- [Material supplied]
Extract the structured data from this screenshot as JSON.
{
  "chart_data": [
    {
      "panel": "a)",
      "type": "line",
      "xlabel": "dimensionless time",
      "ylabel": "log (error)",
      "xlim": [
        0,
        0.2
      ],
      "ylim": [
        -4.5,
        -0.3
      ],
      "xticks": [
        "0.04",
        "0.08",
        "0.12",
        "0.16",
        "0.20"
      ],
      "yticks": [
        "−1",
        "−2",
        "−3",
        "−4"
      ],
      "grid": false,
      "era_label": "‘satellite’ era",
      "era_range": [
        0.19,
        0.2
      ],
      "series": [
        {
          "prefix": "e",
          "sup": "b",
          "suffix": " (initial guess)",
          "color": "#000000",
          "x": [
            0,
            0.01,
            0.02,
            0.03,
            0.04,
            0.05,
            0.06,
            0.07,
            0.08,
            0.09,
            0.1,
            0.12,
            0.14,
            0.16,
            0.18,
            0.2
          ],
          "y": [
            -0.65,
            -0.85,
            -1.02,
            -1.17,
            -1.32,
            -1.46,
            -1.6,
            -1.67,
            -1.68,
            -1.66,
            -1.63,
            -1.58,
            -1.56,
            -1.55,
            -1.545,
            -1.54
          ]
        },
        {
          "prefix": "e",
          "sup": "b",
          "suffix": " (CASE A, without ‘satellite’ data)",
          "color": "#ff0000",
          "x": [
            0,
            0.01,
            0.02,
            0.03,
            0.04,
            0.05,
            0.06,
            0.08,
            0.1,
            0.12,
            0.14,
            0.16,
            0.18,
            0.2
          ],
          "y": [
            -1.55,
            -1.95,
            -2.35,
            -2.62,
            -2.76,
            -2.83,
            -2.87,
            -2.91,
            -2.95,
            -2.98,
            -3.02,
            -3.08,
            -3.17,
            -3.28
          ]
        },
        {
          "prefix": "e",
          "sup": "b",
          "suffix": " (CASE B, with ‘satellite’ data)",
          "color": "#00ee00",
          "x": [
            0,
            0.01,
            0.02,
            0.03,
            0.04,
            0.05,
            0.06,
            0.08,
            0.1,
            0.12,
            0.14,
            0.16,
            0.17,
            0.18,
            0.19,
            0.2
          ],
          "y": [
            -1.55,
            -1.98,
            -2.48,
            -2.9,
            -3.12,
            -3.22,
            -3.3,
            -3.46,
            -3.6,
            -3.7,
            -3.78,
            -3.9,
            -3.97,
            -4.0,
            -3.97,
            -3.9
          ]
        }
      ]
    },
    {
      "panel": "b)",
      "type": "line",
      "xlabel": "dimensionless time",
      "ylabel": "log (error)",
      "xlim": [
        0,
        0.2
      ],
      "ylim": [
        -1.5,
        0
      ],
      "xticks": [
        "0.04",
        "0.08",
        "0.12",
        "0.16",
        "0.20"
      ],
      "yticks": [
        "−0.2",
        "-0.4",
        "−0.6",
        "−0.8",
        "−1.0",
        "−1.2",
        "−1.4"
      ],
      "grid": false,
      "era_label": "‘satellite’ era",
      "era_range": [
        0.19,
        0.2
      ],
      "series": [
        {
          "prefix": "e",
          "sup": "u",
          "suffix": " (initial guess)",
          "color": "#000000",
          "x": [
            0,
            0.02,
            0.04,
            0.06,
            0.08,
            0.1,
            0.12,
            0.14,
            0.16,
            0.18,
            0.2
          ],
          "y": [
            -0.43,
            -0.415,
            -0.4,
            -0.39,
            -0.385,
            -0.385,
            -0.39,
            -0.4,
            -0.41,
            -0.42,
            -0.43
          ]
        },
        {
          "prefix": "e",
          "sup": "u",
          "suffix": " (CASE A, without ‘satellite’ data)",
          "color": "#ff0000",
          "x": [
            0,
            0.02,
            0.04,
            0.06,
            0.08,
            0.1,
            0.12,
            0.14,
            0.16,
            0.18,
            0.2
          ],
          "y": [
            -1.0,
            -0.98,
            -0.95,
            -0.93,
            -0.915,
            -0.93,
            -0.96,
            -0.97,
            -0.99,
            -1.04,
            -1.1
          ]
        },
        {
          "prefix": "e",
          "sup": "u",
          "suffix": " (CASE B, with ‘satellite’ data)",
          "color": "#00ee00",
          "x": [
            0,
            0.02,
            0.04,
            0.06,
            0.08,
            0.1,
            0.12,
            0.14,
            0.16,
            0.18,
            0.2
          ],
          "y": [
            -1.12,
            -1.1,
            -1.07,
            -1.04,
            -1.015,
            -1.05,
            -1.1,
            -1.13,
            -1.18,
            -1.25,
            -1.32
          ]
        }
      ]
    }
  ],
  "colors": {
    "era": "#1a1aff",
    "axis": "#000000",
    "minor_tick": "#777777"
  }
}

- [Goal of the exercise] The records above should be repeated in full, exactly as given.

- [Expected answer]
Extract the structured data from this screenshot as JSON.
{
  "chart_data": [
    {
      "panel": "a)",
      "type": "line",
      "xlabel": "dimensionless time",
      "ylabel": "log (error)",
      "xlim": [
        0,
        0.2
      ],
      "ylim": [
        -4.5,
        -0.3
      ],
      "xticks": [
        "0.04",
        "0.08",
        "0.12",
        "0.16",
        "0.20"
      ],
      "yticks": [
        "−1",
        "−2",
        "−3",
        "−4"
      ],
      "grid": false,
      "era_label": "‘satellite’ era",
      "era_range": [
        0.19,
        0.2
      ],
      "series": [
        {
          "prefix": "e",
          "sup": "b",
          "suffix": " (initial guess)",
          "color": "#000000",
          "x": [
            0,
            0.01,
            0.02,
            0.03,
            0.04,
            0.05,
            0.06,
            0.07,
            0.08,
            0.09,
            0.1,
            0.12,
            0.14,
            0.16,
            0.18,
            0.2
          ],
          "y": [
            -0.65,
            -0.85,
            -1.02,
            -1.17,
            -1.32,
            -1.46,
            -1.6,
            -1.67,
            -1.68,
            -1.66,
            -1.63,
            -1.58,
            -1.56,
            -1.55,
            -1.545,
            -1.54
          ]
        },
        {
          "prefix": "e",
          "sup": "b",
          "suffix": " (CASE A, without ‘satellite’ data)",
          "color": "#ff0000",
          "x": [
            0,
            0.01,
            0.02,
            0.03,
            0.04,
            0.05,
            0.06,
            0.08,
            0.1,
            0.12,
            0.14,
            0.16,
            0.18,
            0.2
          ],
          "y": [
            -1.55,
            -1.95,
            -2.35,
            -2.62,
            -2.76,
            -2.83,
            -2.87,
            -2.91,
            -2.95,
            -2.98,
            -3.02,
            -3.08,
            -3.17,
            -3.28
          ]
        },
        {
          "prefix": "e",
          "sup": "b",
          "suffix": " (CASE B, with ‘satellite’ data)",
          "color": "#00ee00",
          "x": [
            0,
            0.01,
            0.02,
            0.03,
            0.04,
            0.05,
            0.06,
            0.08,
            0.1,
            0.12,
            0.14,
            0.16,
            0.17,
            0.18,
            0.19,
            0.2
          ],
          "y": [
            -1.55,
            -1.98,
            -2.48,
            -2.9,
            -3.12,
            -3.22,
            -3.3,
            -3.46,
            -3.6,
            -3.7,
            -3.78,
            -3.9,
            -3.97,
            -4.0,
            -3.97,
            -3.9
          ]
        }
      ]
    },
    {
      "panel": "b)",
      "type": "line",
      "xlabel": "dimensionless time",
      "ylabel": "log (error)",
      "xlim": [
        0,
        0.2
      ],
      "ylim": [
        -1.5,
        0
      ],
      "xticks": [
        "0.04",
        "0.08",
        "0.12",
        "0.16",
        "0.20"
      ],
      "yticks": [
        "−0.2",
        "-0.4",
        "−0.6",
        "−0.8",
        "−1.0",
        "−1.2",
        "−1.4"
      ],
      "grid": false,
      "era_label": "‘satellite’ era",
      "era_range": [
        0.19,
        0.2
      ],
      "series": [
        {
          "prefix": "e",
          "sup": "u",
          "suffix": " (initial guess)",
          "color": "#000000",
          "x": [
            0,
            0.02,
            0.04,
            0.06,
            0.08,
            0.1,
            0.12,
            0.14,
            0.16,
            0.18,
            0.2
          ],
          "y": [
            -0.43,
            -0.415,
            -0.4,
            -0.39,
            -0.385,
            -0.385,
            -0.39,
            -0.4,
            -0.41,
            -0.42,
            -0.43
          ]
        },
        {
          "prefix": "e",
          "sup": "u",
          "suffix": " (CASE A, without ‘satellite’ data)",
          "color": "#ff0000",
          "x": [
            0,
            0.02,
            0.04,
            0.06,
            0.08,
            0.1,
            0.12,
            0.14,
            0.16,
            0.18,
            0.2
          ],
          "y": [
            -1.0,
            -0.98,
            -0.95,
            -0.93,
            -0.915,
            -0.93,
            -0.96,
            -0.97,
            -0.99,
            -1.04,
            -1.1
          ]
        },
        {
          "prefix": "e",
          "sup": "u",
          "suffix": " (CASE B, with ‘satellite’ data)",
          "color": "#00ee00",
          "x": [
            0,
            0.02,
            0.04,
            0.06,
            0.08,
            0.1,
            0.12,
            0.14,
            0.16,
            0.18,
            0.2
          ],
          "y": [
            -1.12,
            -1.1,
            -1.07,
            -1.04,
            -1.015,
            -1.05,
            -1.1,
            -1.13,
            -1.18,
            -1.25,
            -1.32
          ]
        }
      ]
    }
  ],
  "colors": {
    "era": "#1a1aff",
    "axis": "#000000",
    "minor_tick": "#777777"
  }
}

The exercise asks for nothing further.